Task brief
Write out each record again exactly as it stands.
□ □ □ □ □
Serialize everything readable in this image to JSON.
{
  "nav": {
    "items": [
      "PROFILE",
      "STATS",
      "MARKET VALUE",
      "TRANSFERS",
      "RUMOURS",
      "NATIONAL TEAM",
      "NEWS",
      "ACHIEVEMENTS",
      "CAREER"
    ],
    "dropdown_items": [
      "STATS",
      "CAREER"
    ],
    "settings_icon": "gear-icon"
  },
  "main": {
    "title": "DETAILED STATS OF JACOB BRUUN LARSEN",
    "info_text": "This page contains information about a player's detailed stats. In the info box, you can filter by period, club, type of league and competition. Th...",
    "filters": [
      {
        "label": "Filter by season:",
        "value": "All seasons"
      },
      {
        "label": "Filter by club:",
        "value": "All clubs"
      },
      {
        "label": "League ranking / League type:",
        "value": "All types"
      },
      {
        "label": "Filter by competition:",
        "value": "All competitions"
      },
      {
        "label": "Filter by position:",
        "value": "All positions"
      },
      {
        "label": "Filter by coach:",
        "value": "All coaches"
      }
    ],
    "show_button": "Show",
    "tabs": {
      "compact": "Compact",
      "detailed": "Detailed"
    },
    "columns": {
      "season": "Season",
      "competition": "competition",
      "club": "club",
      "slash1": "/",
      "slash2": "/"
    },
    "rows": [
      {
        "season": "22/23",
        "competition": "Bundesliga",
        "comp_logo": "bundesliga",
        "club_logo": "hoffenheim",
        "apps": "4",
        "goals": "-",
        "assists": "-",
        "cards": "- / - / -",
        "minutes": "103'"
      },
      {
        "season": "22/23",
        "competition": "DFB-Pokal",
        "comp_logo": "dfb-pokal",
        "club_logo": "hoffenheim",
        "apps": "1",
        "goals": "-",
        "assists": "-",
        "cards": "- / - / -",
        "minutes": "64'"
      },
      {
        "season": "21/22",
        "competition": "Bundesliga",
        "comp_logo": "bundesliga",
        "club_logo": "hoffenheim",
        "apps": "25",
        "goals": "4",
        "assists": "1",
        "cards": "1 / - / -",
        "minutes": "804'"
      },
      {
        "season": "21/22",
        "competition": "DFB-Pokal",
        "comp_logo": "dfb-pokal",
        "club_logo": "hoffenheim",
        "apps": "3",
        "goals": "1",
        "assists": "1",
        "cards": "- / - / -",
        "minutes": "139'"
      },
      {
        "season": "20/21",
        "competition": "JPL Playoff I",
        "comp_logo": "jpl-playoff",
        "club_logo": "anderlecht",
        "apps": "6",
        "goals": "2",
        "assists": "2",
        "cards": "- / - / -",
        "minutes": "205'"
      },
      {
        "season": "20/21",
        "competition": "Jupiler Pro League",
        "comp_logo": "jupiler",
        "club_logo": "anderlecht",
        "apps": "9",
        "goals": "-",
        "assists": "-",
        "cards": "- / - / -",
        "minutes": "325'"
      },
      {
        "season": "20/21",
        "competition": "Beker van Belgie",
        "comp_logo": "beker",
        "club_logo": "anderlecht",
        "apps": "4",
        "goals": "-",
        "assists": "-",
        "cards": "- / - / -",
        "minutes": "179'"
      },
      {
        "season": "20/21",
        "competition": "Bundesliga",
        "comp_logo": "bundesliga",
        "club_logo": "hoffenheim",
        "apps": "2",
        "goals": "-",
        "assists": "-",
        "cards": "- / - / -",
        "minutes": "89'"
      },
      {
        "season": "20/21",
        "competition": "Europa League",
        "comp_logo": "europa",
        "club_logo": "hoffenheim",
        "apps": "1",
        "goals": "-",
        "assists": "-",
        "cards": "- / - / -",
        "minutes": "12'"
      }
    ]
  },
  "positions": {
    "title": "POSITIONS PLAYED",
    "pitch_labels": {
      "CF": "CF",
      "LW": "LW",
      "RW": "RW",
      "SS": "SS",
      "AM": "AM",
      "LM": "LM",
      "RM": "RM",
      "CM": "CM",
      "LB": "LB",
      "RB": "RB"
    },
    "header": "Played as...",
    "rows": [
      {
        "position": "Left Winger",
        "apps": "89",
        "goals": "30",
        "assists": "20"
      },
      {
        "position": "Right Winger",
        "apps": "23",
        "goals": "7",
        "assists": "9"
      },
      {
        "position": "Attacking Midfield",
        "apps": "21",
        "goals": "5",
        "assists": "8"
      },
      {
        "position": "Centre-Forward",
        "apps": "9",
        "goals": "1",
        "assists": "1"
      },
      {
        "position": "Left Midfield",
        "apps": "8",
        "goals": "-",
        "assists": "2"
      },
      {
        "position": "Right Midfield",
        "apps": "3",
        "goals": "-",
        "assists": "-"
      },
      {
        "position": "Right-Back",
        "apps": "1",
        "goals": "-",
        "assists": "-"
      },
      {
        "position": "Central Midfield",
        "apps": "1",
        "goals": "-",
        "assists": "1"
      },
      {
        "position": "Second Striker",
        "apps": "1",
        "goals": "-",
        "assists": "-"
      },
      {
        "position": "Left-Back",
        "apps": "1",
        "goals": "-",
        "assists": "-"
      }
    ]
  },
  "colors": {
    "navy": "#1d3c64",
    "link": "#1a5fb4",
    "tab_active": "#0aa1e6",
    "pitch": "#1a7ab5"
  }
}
□ □ □ □ □
Written response
Serialize everything readable in this image to JSON.
{
  "nav": {
    "items": [
      "PROFILE",
      "STATS",
      "MARKET VALUE",
      "TRANSFERS",
      "RUMOURS",
      "NATIONAL TEAM",
      "NEWS",
      "ACHIEVEMENTS",
      "CAREER"
    ],
    "dropdown_items": [
      "STATS",
      "CAREER"
    ],
    "settings_icon": "gear-icon"
  },
  "main": {
    "title": "DETAILED STATS OF JACOB BRUUN LARSEN",
    "info_text": "This page contains information about a player's detailed stats. In the info box, you can filter by period, club, type of league and competition. Th...",
    "filters": [
      {
        "label": "Filter by season:",
        "value": "All seasons"
      },
      {
        "label": "Filter by club:",
        "value": "All clubs"
      },
      {
        "label": "League ranking / League type:",
        "value": "All types"
      },
      {
        "label": "Filter by competition:",
        "value": "All competitions"
      },
      {
        "label": "Filter by position:",
        "value": "All positions"
      },
      {
        "label": "Filter by coach:",
        "value": "All coaches"
      }
    ],
    "show_button": "Show",
    "tabs": {
      "compact": "Compact",
      "detailed": "Detailed"
    },
    "columns": {
      "season": "Season",
      "competition": "competition",
      "club": "club",
      "slash1": "/",
      "slash2": "/"
    },
    "rows": [
      {
        "season": "22/23",
        "competition": "Bundesliga",
        "comp_logo": "bundesliga",
        "club_logo": "hoffenheim",
        "apps": "4",
        "goals": "-",
        "assists": "-",
        "cards": "- / - / -",
        "minutes": "103'"
      },
      {
        "season": "22/23",
        "competition": "DFB-Pokal",
        "comp_logo": "dfb-pokal",
        "club_logo": "hoffenheim",
        "apps": "1",
        "goals": "-",
        "assists": "-",
        "cards": "- / - / -",
        "minutes": "64'"
      },
      {
        "season": "21/22",
        "competition": "Bundesliga",
        "comp_logo": "bundesliga",
        "club_logo": "hoffenheim",
        "apps": "25",
        "goals": "4",
        "assists": "1",
        "cards": "1 / - / -",
        "minutes": "804'"
      },
      {
        "season": "21/22",
        "competition": "DFB-Pokal",
        "comp_logo": "dfb-pokal",
        "club_logo": "hoffenheim",
        "apps": "3",
        "goals": "1",
        "assists": "1",
        "cards": "- / - / -",
        "minutes": "139'"
      },
      {
        "season": "20/21",
        "competition": "JPL Playoff I",
        "comp_logo": "jpl-playoff",
        "club_logo": "anderlecht",
        "apps": "6",
        "goals": "2",
        "assists": "2",
        "cards": "- / - / -",
        "minutes": "205'"
      },
      {
        "season": "20/21",
        "competition": "Jupiler Pro League",
        "comp_logo": "jupiler",
        "club_logo": "anderlecht",
        "apps": "9",
        "goals": "-",
        "assists": "-",
        "cards": "- / - / -",
        "minutes": "325'"
      },
      {
        "season": "20/21",
        "competition": "Beker van Belgie",
        "comp_logo": "beker",
        "club_logo": "anderlecht",
        "apps": "4",
        "goals": "-",
        "assists": "-",
        "cards": "- / - / -",
        "minutes": "179'"
      },
      {
        "season": "20/21",
        "competition": "Bundesliga",
        "comp_logo": "bundesliga",
        "club_logo": "hoffenheim",
        "apps": "2",
        "goals": "-",
        "assists": "-",
        "cards": "- / - / -",
        "minutes": "89'"
      },
      {
        "season": "20/21",
        "competition": "Europa League",
        "comp_logo": "europa",
        "club_logo": "hoffenheim",
        "apps": "1",
        "goals": "-",
        "assists": "-",
        "cards": "- / - / -",
        "minutes": "12'"
      }
    ]
  },
  "positions": {
    "title": "POSITIONS PLAYED",
    "pitch_labels": {
      "CF": "CF",
      "LW": "LW",
      "RW": "RW",
      "SS": "SS",
      "AM": "AM",
      "LM": "LM",
      "RM": "RM",
      "CM": "CM",
      "LB": "LB",
      "RB": "RB"
    },
    "header": "Played as...",
    "rows": [
      {
        "position": "Left Winger",
        "apps": "89",
        "goals": "30",
        "assists": "20"
      },
      {
        "position": "Right Winger",
        "apps": "23",
        "goals": "7",
        "assists": "9"
      },
      {
        "position": "Attacking Midfield",
        "apps": "21",
        "goals": "5",
        "assists": "8"
      },
      {
        "position": "Centre-Forward",
        "apps": "9",
        "goals": "1",
        "assists": "1"
      },
      {
        "position": "Left Midfield",
        "apps": "8",
        "goals": "-",
        "assists": "2"
      },
      {
        "position": "Right Midfield",
        "apps": "3",
        "goals": "-",
        "assists": "-"
      },
      {
        "position": "Right-Back",
        "apps": "1",
        "goals": "-",
        "assists": "-"
      },
      {
        "position": "Central Midfield",
        "apps": "1",
        "goals": "-",
        "assists": "1"
      },
      {
        "position": "Second Striker",
        "apps": "1",
        "goals": "-",
        "assists": "-"
      },
      {
        "position": "Left-Back",
        "apps": "1",
        "goals": "-",
        "assists": "-"
      }
    ]
  },
  "colors": {
    "navy": "#1d3c64",
    "link": "#1a5fb4",
    "tab_active": "#0aa1e6",
    "pitch": "#1a7ab5"
  }
}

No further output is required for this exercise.